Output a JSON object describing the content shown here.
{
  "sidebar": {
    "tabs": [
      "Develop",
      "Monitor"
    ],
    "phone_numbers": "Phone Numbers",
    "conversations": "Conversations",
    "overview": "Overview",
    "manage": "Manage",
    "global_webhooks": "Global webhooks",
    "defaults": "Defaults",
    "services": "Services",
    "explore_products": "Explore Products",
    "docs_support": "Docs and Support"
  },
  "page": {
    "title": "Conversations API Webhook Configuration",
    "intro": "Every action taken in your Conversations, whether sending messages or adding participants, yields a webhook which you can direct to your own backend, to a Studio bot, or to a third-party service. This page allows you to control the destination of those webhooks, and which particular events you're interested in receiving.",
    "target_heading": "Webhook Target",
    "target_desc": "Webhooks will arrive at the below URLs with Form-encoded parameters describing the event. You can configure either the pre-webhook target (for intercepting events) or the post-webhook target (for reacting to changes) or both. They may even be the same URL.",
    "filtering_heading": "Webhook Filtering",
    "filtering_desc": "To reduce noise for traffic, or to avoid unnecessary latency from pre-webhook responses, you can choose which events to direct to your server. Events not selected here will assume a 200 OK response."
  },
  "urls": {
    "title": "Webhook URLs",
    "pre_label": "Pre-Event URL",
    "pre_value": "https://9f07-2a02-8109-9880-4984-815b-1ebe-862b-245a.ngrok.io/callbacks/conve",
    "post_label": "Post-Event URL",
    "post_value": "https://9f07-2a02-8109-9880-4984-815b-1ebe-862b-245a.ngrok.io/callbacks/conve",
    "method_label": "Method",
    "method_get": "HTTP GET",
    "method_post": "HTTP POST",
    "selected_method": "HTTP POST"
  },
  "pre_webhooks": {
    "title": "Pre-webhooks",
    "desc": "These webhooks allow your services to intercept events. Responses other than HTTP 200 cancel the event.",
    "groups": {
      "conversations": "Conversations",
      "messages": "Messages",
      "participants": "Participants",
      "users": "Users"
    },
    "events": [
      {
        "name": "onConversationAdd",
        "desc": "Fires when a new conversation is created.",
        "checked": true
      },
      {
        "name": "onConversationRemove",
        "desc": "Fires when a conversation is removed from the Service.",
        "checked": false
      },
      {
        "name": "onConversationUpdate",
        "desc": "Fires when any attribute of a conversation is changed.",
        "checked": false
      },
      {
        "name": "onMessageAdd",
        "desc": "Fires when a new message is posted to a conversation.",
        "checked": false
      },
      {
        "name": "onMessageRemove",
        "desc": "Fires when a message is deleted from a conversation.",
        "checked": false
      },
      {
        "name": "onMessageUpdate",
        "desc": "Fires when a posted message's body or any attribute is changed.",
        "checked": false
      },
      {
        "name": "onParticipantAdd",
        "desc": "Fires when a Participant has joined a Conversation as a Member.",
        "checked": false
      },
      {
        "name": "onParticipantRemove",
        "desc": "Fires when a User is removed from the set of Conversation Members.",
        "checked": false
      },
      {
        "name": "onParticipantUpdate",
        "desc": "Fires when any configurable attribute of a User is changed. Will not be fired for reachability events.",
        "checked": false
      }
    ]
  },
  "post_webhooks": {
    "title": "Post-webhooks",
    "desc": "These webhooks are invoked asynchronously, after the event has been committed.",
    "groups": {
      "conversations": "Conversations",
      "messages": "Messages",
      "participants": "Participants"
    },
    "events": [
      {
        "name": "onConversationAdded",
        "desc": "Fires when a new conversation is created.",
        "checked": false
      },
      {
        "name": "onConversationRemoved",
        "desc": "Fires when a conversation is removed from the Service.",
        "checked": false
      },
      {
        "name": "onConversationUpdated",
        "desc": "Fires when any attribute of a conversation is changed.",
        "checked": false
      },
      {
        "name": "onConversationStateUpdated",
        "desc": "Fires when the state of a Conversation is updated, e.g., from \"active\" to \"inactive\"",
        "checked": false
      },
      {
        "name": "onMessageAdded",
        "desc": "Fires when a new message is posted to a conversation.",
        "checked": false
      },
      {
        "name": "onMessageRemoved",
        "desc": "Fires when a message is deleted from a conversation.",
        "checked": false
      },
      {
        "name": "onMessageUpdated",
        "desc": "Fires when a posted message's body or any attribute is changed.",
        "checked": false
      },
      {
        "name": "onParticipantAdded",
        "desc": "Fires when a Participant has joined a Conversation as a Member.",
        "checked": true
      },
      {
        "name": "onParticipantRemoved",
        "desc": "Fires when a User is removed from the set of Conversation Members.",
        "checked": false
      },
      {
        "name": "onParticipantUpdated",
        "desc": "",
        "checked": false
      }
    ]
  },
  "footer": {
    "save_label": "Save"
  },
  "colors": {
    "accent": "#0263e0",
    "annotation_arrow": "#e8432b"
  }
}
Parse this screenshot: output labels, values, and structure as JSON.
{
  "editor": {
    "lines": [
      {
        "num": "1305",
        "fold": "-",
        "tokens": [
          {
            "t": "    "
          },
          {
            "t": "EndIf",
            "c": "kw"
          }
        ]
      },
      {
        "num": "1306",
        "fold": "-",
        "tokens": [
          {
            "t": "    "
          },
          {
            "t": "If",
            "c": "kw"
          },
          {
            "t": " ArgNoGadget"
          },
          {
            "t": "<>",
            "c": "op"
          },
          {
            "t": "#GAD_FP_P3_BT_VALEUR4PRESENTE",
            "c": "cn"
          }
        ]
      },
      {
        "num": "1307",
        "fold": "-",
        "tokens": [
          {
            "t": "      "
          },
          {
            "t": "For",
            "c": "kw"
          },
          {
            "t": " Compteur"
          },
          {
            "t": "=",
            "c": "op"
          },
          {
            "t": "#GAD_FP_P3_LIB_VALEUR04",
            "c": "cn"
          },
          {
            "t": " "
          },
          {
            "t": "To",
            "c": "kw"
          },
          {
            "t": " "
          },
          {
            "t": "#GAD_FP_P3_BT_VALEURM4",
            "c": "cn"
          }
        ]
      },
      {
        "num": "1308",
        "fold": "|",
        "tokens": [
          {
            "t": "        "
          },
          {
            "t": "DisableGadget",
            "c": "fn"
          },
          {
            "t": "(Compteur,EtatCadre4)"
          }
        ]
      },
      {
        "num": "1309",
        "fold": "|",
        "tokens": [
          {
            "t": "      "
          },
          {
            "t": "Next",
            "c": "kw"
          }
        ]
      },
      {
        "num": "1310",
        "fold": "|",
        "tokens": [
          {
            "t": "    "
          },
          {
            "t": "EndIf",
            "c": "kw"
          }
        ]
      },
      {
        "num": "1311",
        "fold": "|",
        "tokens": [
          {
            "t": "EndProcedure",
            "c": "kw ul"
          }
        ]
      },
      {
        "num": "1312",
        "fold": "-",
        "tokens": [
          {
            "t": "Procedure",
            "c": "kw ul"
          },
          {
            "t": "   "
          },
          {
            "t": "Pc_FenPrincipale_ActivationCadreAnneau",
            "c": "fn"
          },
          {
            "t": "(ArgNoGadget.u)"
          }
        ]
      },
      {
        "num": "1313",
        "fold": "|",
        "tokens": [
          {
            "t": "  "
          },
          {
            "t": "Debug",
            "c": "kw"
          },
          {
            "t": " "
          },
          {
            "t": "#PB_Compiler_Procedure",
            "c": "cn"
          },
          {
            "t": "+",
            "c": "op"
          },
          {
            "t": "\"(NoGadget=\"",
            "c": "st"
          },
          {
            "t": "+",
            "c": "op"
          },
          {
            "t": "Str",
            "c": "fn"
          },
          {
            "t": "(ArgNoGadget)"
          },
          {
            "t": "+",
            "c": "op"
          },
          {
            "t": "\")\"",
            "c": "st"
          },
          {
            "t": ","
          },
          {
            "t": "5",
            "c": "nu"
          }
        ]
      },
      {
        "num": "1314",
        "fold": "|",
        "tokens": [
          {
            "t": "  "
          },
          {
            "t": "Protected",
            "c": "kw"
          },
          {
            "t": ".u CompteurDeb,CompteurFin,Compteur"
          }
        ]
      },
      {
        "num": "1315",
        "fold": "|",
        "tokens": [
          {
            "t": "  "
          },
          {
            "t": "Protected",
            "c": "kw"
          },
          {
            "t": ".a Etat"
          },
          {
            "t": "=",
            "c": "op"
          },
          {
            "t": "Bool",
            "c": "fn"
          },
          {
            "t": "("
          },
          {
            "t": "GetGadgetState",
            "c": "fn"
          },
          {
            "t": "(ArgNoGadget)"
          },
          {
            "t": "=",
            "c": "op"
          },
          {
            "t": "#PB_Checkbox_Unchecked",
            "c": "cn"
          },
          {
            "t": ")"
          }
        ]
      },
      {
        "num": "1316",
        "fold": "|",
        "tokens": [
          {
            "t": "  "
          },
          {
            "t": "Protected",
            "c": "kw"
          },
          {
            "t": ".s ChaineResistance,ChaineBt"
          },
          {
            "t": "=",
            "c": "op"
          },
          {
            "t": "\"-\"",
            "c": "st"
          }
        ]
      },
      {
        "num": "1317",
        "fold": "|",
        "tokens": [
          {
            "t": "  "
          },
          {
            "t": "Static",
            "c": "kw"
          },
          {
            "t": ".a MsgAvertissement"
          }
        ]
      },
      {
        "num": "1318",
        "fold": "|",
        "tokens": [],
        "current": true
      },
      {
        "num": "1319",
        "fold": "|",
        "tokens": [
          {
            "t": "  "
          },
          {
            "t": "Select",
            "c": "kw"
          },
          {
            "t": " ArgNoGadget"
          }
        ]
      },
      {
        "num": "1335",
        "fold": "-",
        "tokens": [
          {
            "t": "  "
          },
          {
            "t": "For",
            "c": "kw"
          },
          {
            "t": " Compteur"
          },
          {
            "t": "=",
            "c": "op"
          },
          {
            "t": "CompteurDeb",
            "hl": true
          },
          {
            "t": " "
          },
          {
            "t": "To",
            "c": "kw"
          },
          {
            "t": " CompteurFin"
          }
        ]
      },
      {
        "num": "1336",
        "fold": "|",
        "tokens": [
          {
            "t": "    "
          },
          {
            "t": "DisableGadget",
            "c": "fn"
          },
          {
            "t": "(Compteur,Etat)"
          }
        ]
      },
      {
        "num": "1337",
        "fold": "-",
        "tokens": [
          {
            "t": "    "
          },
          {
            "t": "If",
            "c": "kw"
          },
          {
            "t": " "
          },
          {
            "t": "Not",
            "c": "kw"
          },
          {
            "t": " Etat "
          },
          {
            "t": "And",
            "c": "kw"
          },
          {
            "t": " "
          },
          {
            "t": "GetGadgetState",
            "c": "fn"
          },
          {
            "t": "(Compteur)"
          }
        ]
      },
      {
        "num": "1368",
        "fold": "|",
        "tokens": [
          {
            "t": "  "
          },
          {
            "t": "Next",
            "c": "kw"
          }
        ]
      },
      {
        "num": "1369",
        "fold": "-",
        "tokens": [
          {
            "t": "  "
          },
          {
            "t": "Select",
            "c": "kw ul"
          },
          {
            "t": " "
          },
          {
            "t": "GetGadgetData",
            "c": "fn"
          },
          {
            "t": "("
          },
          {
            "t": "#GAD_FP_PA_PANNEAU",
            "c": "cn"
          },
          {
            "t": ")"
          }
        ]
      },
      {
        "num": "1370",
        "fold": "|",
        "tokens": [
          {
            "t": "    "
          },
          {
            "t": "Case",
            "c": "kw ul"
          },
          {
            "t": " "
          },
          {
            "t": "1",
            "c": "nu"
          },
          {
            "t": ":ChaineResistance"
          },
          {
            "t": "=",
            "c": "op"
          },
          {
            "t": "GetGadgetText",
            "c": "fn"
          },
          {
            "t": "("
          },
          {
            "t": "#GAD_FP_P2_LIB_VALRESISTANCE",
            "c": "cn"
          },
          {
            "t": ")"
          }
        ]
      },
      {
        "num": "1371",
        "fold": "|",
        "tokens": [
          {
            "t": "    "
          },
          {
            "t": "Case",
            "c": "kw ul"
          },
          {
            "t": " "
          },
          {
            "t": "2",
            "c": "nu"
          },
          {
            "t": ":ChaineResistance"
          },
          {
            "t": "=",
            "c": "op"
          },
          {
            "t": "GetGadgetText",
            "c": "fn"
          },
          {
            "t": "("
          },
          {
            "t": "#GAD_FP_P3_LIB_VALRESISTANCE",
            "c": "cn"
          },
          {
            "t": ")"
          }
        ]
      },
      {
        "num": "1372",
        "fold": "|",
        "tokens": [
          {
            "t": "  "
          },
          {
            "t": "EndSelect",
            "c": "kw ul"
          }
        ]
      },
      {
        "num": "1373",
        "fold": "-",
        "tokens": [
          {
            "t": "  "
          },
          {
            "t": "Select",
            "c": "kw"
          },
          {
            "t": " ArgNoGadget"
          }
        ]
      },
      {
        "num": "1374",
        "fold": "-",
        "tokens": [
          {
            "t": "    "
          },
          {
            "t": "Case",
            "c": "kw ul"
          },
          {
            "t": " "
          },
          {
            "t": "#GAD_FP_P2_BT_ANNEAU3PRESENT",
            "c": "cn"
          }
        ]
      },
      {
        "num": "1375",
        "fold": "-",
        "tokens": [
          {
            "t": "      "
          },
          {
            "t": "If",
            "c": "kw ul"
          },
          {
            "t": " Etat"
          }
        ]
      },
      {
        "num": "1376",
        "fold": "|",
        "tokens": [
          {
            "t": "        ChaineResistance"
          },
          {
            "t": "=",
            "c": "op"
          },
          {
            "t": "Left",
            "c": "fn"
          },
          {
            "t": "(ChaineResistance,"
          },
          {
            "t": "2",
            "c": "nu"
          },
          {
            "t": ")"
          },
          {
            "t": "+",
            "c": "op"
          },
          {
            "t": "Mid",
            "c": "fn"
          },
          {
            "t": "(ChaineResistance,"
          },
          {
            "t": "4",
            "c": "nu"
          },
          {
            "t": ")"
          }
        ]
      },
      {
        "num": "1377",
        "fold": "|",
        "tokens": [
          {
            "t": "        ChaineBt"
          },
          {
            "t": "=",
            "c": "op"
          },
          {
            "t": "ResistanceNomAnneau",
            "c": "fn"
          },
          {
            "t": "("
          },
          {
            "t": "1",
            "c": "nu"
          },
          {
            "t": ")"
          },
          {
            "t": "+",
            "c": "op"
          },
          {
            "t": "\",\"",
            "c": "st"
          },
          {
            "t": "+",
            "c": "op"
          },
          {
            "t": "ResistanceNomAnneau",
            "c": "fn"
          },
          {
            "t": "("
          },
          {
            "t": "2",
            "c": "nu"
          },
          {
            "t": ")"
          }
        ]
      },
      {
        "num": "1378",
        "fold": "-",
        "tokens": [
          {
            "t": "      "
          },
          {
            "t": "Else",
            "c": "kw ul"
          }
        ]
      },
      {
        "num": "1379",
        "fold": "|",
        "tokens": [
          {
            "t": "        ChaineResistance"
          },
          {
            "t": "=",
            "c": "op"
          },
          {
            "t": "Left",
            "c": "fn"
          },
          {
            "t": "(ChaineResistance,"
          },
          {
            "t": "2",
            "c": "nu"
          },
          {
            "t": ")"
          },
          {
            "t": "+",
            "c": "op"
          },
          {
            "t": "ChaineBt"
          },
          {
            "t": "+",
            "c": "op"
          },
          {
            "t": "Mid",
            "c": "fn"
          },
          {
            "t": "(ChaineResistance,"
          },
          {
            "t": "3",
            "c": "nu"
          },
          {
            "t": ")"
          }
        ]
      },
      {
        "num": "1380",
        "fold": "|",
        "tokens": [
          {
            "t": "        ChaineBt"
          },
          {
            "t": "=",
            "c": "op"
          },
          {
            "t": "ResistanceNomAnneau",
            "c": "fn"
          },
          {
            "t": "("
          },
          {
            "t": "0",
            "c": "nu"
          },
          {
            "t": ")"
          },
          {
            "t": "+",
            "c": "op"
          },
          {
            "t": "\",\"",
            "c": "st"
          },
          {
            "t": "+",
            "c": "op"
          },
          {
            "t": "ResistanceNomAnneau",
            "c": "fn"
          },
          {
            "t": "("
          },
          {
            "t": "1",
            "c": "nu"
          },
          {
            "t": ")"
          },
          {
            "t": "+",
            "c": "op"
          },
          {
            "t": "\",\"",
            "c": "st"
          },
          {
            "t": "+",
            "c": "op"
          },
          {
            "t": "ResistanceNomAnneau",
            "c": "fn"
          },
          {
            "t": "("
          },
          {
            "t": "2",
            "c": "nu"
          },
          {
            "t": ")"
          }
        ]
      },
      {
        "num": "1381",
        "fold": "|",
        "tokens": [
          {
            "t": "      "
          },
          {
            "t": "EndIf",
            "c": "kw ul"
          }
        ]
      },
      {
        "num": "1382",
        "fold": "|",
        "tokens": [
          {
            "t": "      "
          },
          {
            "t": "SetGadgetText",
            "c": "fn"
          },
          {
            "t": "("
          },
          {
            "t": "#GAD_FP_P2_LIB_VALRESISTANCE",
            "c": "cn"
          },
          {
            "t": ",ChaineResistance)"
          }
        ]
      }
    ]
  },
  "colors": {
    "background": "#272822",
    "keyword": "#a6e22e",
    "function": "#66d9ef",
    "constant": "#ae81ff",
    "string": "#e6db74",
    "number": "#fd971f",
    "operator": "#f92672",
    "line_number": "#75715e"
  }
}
┄┄┄┄┄┄
- [YOUR GOAL]
Indicate how many lines of the material contain the string "here", giving the number and nothing more.

- [COMPLETE ANSWER]
2